* What you have to do:
Work out how many lines in the data below contain the string "JSON", and reply with that figure alone.

#####

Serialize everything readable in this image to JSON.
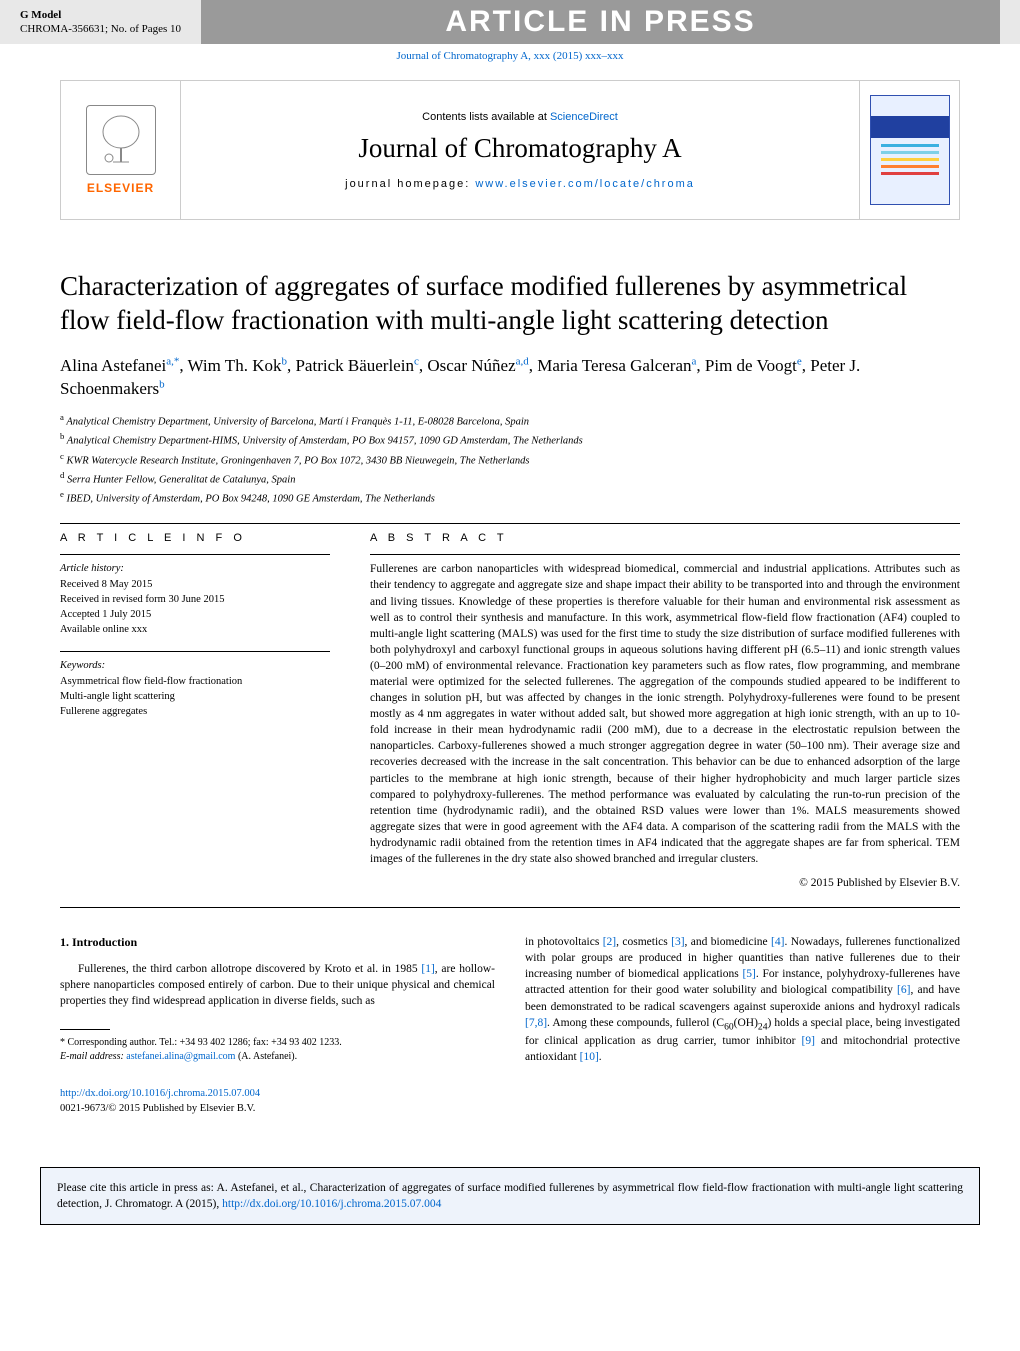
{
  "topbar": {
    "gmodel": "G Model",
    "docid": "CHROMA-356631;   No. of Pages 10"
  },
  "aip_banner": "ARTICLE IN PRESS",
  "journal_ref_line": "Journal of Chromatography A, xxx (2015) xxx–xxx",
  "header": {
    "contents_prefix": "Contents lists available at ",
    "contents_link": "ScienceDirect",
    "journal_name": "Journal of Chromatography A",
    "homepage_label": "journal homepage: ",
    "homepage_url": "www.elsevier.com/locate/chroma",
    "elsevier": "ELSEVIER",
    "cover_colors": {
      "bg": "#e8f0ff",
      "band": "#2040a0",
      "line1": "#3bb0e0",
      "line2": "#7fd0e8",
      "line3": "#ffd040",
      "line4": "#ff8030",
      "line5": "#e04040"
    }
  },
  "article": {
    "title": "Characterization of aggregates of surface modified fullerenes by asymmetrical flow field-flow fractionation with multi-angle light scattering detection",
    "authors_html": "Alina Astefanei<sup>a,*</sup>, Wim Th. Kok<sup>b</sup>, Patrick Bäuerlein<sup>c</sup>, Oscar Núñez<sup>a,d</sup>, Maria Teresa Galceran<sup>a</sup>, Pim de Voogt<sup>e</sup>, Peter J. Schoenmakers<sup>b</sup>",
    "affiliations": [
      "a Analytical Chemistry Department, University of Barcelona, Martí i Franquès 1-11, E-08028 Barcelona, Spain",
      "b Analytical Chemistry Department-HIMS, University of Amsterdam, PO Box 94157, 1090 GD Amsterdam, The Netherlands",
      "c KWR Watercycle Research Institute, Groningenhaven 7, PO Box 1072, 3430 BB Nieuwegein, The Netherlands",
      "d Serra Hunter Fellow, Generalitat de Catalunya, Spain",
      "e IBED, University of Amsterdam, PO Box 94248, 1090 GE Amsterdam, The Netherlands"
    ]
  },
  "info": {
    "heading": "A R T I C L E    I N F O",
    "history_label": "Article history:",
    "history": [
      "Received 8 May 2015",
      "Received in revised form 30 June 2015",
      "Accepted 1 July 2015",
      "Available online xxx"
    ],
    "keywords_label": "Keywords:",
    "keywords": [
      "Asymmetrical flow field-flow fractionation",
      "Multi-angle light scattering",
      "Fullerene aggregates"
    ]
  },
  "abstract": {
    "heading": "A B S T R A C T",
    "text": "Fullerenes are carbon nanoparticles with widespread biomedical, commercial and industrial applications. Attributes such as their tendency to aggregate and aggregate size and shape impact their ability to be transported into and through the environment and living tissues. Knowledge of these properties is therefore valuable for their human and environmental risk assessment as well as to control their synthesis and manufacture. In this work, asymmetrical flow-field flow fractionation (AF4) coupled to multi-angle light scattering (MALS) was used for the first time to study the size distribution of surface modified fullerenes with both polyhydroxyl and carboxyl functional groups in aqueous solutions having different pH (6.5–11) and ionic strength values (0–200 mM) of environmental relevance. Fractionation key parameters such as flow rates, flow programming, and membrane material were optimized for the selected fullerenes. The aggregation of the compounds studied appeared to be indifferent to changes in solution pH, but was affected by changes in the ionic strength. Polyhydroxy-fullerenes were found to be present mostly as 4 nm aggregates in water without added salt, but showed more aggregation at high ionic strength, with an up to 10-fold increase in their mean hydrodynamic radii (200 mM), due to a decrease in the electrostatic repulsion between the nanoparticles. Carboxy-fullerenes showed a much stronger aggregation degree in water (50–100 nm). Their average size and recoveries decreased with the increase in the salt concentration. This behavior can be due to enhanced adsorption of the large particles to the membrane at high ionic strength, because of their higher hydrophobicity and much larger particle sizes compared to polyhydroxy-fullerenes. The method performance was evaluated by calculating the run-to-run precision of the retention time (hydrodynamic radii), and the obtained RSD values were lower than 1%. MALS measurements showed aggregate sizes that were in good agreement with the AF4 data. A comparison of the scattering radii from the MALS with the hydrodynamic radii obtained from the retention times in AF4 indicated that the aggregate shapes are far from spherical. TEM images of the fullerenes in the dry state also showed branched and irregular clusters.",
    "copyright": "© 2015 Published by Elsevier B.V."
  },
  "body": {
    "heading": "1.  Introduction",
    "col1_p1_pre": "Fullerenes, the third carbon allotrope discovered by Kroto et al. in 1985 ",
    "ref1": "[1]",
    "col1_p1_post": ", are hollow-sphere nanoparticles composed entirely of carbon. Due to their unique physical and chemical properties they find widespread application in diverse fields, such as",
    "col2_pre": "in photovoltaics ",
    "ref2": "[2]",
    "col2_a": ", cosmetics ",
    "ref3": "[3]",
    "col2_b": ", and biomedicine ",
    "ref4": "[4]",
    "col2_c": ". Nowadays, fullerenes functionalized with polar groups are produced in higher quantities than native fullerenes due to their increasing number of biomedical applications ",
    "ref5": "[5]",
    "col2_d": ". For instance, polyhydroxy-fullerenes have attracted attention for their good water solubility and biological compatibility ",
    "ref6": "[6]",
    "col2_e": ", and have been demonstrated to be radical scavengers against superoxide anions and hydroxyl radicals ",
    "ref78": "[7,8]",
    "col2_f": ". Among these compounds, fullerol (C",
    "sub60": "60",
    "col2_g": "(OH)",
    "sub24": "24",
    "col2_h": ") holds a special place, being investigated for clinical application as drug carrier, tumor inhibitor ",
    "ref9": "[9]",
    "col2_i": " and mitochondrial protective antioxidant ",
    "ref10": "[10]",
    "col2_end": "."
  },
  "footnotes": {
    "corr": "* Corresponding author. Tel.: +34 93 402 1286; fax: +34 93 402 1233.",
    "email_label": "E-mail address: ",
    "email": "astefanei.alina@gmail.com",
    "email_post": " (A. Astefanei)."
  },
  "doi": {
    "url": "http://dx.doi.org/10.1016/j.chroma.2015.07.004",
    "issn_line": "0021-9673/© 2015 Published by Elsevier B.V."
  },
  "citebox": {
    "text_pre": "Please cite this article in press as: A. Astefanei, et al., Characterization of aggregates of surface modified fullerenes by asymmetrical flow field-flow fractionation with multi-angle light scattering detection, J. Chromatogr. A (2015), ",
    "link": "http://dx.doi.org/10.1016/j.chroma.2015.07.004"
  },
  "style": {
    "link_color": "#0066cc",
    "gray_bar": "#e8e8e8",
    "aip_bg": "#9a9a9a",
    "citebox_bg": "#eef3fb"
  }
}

#####

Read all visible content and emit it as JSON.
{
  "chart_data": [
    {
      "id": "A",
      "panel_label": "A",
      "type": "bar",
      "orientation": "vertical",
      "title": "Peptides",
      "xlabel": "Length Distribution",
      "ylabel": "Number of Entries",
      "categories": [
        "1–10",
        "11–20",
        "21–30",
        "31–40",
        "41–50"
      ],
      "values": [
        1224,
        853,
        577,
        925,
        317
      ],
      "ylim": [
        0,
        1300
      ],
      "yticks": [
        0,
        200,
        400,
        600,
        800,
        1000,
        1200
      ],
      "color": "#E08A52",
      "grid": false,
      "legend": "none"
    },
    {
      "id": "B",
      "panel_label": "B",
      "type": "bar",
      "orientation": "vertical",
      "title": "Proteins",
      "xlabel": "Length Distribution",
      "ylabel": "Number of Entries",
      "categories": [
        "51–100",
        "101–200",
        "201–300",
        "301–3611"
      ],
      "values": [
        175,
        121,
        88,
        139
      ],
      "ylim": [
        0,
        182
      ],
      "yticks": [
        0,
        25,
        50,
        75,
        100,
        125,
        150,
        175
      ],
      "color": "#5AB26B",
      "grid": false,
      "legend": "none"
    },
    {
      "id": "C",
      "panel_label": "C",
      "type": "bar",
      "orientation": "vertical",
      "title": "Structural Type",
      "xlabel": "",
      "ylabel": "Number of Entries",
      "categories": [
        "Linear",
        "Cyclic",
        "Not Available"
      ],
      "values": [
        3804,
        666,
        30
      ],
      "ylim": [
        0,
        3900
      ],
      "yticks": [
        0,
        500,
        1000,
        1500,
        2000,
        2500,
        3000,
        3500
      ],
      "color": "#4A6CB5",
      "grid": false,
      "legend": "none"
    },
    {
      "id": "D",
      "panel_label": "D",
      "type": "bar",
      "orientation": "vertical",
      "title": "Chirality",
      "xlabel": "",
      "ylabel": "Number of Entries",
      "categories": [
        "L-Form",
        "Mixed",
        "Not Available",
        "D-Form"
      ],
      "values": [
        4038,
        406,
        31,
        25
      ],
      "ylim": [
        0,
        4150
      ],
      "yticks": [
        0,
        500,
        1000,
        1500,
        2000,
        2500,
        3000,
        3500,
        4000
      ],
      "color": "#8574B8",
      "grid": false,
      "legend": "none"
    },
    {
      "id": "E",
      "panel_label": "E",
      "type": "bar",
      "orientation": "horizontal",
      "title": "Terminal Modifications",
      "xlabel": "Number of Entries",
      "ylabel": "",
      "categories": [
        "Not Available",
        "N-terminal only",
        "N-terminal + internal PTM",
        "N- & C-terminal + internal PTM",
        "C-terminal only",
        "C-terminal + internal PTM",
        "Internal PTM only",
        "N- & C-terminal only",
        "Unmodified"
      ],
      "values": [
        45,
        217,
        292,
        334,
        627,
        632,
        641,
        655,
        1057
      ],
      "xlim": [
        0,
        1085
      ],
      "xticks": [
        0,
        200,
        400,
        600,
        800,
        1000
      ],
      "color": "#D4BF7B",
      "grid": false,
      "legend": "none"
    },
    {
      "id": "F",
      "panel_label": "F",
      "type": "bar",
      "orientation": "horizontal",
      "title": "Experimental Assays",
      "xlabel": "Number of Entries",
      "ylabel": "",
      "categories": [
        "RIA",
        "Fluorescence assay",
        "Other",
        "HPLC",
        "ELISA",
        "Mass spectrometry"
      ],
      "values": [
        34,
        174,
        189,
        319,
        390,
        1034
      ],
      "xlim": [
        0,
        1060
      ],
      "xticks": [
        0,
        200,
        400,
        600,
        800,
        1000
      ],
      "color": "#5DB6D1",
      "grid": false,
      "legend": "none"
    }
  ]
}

#####

* Response for this exercise:
2